== Aim ==
Scan each line of the records for the word "consults" and extract the ones that have it.

====== Provided entries

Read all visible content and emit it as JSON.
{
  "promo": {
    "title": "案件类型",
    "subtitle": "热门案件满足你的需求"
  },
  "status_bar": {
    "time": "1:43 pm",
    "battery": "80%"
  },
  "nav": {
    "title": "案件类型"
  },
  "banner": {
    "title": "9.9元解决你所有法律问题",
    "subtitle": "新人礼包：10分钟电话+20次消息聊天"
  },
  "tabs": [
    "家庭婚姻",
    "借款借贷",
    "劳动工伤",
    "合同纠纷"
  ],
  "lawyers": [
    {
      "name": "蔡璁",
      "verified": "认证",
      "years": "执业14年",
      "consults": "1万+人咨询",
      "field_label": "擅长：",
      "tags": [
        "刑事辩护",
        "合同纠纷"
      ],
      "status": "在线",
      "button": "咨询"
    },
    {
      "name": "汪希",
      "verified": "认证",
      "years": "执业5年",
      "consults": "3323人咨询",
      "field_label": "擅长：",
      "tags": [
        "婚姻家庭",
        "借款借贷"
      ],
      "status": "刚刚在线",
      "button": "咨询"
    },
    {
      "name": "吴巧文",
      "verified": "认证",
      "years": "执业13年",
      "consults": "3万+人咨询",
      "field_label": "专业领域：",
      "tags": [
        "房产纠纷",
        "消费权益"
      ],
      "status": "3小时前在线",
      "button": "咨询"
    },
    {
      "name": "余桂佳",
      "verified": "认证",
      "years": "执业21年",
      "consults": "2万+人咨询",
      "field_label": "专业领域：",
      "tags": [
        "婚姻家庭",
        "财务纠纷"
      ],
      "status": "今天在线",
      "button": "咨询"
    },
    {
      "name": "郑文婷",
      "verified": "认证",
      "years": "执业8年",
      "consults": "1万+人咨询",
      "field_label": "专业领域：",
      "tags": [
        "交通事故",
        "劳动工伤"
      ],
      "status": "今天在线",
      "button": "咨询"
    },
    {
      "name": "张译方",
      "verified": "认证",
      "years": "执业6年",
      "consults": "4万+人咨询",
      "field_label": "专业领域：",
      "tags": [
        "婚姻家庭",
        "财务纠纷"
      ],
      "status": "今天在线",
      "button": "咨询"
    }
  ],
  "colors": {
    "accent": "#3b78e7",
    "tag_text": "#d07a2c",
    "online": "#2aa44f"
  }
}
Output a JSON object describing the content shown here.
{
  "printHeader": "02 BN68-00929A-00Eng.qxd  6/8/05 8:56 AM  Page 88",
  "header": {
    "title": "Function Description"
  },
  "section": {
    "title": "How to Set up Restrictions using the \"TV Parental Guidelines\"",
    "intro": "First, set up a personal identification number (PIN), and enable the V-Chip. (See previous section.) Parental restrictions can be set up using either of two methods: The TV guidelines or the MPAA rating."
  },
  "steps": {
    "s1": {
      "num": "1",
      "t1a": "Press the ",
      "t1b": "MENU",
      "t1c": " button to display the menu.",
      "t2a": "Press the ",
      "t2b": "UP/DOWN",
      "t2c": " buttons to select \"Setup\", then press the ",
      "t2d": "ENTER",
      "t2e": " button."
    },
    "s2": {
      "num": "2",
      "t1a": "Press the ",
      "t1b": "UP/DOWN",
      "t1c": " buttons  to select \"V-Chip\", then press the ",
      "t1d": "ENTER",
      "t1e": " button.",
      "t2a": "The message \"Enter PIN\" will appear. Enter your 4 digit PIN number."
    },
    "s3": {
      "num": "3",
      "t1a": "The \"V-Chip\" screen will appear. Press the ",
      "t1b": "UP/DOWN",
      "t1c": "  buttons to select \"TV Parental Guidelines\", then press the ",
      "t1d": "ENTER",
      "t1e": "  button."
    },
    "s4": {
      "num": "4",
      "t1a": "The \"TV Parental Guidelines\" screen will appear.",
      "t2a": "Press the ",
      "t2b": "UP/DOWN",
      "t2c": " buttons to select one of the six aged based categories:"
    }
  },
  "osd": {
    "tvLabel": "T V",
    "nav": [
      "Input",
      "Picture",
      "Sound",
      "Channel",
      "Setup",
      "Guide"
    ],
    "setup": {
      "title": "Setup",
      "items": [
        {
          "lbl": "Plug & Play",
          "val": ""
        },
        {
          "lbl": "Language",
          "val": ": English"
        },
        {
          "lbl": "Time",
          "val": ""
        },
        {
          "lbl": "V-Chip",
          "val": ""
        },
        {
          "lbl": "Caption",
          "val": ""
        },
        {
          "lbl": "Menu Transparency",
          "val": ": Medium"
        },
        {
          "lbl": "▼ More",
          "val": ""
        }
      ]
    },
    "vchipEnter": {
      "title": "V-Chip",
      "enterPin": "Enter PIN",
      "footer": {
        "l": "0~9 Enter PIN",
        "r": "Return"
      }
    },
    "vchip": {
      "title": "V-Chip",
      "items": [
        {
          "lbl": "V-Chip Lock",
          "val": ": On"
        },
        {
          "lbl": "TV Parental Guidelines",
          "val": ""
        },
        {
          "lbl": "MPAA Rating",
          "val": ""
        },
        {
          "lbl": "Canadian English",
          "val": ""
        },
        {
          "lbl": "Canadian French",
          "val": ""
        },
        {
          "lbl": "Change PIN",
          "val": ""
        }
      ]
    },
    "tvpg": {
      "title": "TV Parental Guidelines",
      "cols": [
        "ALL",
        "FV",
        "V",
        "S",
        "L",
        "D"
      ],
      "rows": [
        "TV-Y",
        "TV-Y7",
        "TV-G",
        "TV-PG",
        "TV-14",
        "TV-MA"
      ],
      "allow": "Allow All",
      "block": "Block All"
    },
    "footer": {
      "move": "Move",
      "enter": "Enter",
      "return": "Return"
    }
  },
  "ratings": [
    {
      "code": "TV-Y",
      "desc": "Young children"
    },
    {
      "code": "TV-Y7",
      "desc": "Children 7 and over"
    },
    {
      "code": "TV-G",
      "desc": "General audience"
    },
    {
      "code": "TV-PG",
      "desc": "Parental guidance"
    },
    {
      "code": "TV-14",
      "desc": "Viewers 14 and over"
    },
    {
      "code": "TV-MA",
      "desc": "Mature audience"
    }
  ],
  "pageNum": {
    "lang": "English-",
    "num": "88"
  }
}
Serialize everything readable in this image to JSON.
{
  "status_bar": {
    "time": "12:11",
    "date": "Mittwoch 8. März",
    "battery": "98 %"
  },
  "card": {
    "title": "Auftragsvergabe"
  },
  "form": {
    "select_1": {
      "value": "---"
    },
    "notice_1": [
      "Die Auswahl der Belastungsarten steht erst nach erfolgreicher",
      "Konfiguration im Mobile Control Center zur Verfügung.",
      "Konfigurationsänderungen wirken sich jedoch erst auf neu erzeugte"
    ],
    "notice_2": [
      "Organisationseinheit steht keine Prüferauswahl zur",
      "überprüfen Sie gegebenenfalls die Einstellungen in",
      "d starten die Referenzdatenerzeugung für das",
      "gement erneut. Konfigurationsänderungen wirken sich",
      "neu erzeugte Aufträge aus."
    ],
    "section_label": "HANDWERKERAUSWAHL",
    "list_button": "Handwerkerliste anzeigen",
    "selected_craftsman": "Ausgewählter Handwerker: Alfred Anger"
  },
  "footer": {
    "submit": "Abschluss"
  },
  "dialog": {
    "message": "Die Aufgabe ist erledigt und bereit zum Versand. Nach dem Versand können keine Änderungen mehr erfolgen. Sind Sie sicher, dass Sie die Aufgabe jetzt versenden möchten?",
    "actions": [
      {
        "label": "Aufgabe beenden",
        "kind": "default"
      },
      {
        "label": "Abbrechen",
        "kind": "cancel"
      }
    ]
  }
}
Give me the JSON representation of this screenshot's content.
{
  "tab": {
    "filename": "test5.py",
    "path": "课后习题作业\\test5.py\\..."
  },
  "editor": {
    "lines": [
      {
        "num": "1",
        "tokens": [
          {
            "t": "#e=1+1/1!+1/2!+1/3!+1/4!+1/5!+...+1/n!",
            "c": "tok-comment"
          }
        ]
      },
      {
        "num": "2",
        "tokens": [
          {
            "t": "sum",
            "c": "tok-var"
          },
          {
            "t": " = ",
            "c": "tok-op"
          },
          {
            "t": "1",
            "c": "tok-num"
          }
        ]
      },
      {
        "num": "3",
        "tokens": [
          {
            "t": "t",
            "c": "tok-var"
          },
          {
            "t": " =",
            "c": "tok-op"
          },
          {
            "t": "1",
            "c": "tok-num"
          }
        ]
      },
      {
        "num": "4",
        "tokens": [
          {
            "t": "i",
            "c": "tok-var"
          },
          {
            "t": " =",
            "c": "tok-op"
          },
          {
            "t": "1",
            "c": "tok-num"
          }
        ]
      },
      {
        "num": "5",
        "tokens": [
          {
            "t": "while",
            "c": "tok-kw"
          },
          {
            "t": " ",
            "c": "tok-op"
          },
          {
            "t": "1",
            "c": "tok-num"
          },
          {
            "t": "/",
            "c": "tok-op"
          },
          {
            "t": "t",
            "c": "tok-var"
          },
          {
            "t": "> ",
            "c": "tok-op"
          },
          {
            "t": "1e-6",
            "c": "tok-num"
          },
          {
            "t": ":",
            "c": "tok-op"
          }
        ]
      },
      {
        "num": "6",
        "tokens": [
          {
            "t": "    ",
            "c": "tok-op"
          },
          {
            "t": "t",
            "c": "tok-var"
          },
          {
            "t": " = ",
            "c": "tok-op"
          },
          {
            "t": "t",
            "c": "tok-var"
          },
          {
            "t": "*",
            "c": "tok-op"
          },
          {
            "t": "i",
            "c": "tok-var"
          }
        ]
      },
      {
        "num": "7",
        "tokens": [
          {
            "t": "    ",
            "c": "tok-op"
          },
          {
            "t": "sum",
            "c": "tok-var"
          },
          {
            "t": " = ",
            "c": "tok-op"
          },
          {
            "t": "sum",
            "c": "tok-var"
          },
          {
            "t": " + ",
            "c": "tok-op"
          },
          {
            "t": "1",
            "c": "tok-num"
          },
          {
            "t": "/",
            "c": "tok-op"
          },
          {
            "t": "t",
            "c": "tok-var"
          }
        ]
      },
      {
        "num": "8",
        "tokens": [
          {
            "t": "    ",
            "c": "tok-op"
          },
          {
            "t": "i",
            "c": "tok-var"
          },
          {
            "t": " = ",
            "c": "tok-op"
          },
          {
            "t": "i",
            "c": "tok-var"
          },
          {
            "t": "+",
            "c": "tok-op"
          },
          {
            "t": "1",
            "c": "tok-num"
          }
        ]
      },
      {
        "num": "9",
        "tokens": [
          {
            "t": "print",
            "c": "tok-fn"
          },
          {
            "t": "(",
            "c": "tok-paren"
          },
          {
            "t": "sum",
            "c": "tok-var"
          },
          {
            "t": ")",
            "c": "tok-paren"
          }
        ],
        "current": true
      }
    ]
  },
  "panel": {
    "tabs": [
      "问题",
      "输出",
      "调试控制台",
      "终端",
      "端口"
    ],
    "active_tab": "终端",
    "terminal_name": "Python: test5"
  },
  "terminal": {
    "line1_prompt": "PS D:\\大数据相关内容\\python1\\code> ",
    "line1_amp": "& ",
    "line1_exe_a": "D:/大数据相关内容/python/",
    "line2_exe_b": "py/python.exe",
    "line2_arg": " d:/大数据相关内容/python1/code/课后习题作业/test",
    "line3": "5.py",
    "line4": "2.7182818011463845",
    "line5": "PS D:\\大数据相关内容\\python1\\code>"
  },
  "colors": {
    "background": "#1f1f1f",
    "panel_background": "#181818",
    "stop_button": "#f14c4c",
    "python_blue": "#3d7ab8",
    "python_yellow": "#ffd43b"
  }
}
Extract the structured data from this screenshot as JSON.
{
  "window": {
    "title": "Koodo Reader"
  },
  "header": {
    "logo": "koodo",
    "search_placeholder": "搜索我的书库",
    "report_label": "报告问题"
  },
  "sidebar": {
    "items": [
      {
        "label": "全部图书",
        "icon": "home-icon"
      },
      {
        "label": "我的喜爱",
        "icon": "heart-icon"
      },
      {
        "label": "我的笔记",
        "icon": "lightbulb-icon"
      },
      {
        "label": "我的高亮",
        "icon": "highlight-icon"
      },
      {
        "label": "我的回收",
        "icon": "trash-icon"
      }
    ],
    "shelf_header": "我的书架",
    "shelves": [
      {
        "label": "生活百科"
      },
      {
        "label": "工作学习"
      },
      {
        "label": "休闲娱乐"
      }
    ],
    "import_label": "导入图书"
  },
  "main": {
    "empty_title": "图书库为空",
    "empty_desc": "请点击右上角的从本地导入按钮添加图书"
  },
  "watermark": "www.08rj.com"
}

============

== Solution for this task ==
      "consults": "1万+人咨询",
      "consults": "3323人咨询",
      "consults": "3万+人咨询",
      "consults": "2万+人咨询",
      "consults": "1万+人咨询",
      "consults": "4万+人咨询",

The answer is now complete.